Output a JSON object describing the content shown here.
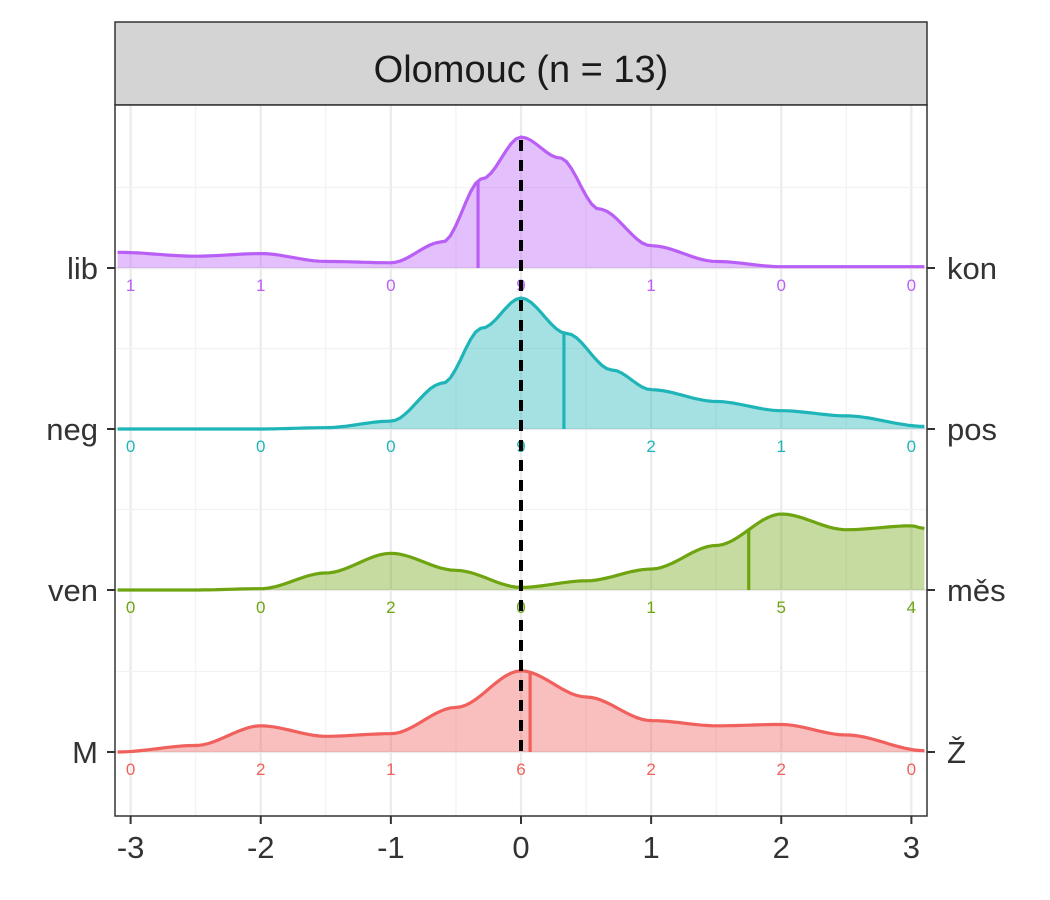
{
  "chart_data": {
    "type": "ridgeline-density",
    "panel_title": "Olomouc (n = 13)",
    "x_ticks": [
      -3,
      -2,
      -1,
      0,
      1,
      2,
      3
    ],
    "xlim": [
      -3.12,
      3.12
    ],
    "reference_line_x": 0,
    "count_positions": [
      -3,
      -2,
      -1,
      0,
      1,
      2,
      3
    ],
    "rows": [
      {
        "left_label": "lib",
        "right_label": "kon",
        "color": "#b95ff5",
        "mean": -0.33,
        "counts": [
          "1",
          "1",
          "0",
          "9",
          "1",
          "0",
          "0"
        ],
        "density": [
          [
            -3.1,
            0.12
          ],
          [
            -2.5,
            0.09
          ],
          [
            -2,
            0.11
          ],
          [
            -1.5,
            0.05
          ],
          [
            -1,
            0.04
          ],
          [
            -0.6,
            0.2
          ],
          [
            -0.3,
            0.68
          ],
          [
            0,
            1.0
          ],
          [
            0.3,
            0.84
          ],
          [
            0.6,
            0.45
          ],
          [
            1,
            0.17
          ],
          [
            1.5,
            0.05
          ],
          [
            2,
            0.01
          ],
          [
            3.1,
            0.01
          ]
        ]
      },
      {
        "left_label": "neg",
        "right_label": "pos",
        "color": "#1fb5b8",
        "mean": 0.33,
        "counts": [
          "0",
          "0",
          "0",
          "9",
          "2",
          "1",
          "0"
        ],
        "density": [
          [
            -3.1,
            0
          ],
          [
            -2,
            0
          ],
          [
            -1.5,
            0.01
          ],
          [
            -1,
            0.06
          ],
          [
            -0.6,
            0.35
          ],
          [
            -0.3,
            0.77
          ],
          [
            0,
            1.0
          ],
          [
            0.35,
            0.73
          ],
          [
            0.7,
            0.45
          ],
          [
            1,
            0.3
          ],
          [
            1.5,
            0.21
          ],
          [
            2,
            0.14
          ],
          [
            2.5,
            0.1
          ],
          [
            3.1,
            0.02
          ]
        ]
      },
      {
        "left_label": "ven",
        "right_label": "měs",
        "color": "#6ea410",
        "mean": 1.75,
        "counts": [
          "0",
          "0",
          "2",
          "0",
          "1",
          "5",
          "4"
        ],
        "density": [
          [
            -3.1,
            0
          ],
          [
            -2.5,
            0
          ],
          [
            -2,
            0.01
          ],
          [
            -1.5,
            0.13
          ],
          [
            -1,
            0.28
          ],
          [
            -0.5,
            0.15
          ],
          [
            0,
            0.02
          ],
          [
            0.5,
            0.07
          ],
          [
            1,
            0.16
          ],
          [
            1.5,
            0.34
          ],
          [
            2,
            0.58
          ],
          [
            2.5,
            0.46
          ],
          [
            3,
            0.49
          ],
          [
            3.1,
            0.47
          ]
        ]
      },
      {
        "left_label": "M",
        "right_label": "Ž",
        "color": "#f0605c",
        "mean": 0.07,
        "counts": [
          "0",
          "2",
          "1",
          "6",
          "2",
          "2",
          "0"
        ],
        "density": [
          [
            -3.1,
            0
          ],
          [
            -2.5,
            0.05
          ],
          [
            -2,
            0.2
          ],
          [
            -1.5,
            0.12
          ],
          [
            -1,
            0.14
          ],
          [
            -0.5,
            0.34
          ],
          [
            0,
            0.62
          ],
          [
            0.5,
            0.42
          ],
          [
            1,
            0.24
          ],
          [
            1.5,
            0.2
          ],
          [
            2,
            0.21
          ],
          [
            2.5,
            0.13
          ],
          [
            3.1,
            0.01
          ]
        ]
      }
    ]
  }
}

- WRITTEN EXERCISE -
Print all of the entries word for word. Skip any images they contain.

- RESULT OF THE TASK -
Output a JSON object describing the content shown here.
{
  "chart_data": {
    "type": "ridgeline-density",
    "panel_title": "Olomouc (n = 13)",
    "x_ticks": [
      -3,
      -2,
      -1,
      0,
      1,
      2,
      3
    ],
    "xlim": [
      -3.12,
      3.12
    ],
    "reference_line_x": 0,
    "count_positions": [
      -3,
      -2,
      -1,
      0,
      1,
      2,
      3
    ],
    "rows": [
      {
        "left_label": "lib",
        "right_label": "kon",
        "color": "#b95ff5",
        "mean": -0.33,
        "counts": [
          "1",
          "1",
          "0",
          "9",
          "1",
          "0",
          "0"
        ],
        "density": [
          [
            -3.1,
            0.12
          ],
          [
            -2.5,
            0.09
          ],
          [
            -2,
            0.11
          ],
          [
            -1.5,
            0.05
          ],
          [
            -1,
            0.04
          ],
          [
            -0.6,
            0.2
          ],
          [
            -0.3,
            0.68
          ],
          [
            0,
            1.0
          ],
          [
            0.3,
            0.84
          ],
          [
            0.6,
            0.45
          ],
          [
            1,
            0.17
          ],
          [
            1.5,
            0.05
          ],
          [
            2,
            0.01
          ],
          [
            3.1,
            0.01
          ]
        ]
      },
      {
        "left_label": "neg",
        "right_label": "pos",
        "color": "#1fb5b8",
        "mean": 0.33,
        "counts": [
          "0",
          "0",
          "0",
          "9",
          "2",
          "1",
          "0"
        ],
        "density": [
          [
            -3.1,
            0
          ],
          [
            -2,
            0
          ],
          [
            -1.5,
            0.01
          ],
          [
            -1,
            0.06
          ],
          [
            -0.6,
            0.35
          ],
          [
            -0.3,
            0.77
          ],
          [
            0,
            1.0
          ],
          [
            0.35,
            0.73
          ],
          [
            0.7,
            0.45
          ],
          [
            1,
            0.3
          ],
          [
            1.5,
            0.21
          ],
          [
            2,
            0.14
          ],
          [
            2.5,
            0.1
          ],
          [
            3.1,
            0.02
          ]
        ]
      },
      {
        "left_label": "ven",
        "right_label": "měs",
        "color": "#6ea410",
        "mean": 1.75,
        "counts": [
          "0",
          "0",
          "2",
          "0",
          "1",
          "5",
          "4"
        ],
        "density": [
          [
            -3.1,
            0
          ],
          [
            -2.5,
            0
          ],
          [
            -2,
            0.01
          ],
          [
            -1.5,
            0.13
          ],
          [
            -1,
            0.28
          ],
          [
            -0.5,
            0.15
          ],
          [
            0,
            0.02
          ],
          [
            0.5,
            0.07
          ],
          [
            1,
            0.16
          ],
          [
            1.5,
            0.34
          ],
          [
            2,
            0.58
          ],
          [
            2.5,
            0.46
          ],
          [
            3,
            0.49
          ],
          [
            3.1,
            0.47
          ]
        ]
      },
      {
        "left_label": "M",
        "right_label": "Ž",
        "color": "#f0605c",
        "mean": 0.07,
        "counts": [
          "0",
          "2",
          "1",
          "6",
          "2",
          "2",
          "0"
        ],
        "density": [
          [
            -3.1,
            0
          ],
          [
            -2.5,
            0.05
          ],
          [
            -2,
            0.2
          ],
          [
            -1.5,
            0.12
          ],
          [
            -1,
            0.14
          ],
          [
            -0.5,
            0.34
          ],
          [
            0,
            0.62
          ],
          [
            0.5,
            0.42
          ],
          [
            1,
            0.24
          ],
          [
            1.5,
            0.2
          ],
          [
            2,
            0.21
          ],
          [
            2.5,
            0.13
          ],
          [
            3.1,
            0.01
          ]
        ]
      }
    ]
  }
}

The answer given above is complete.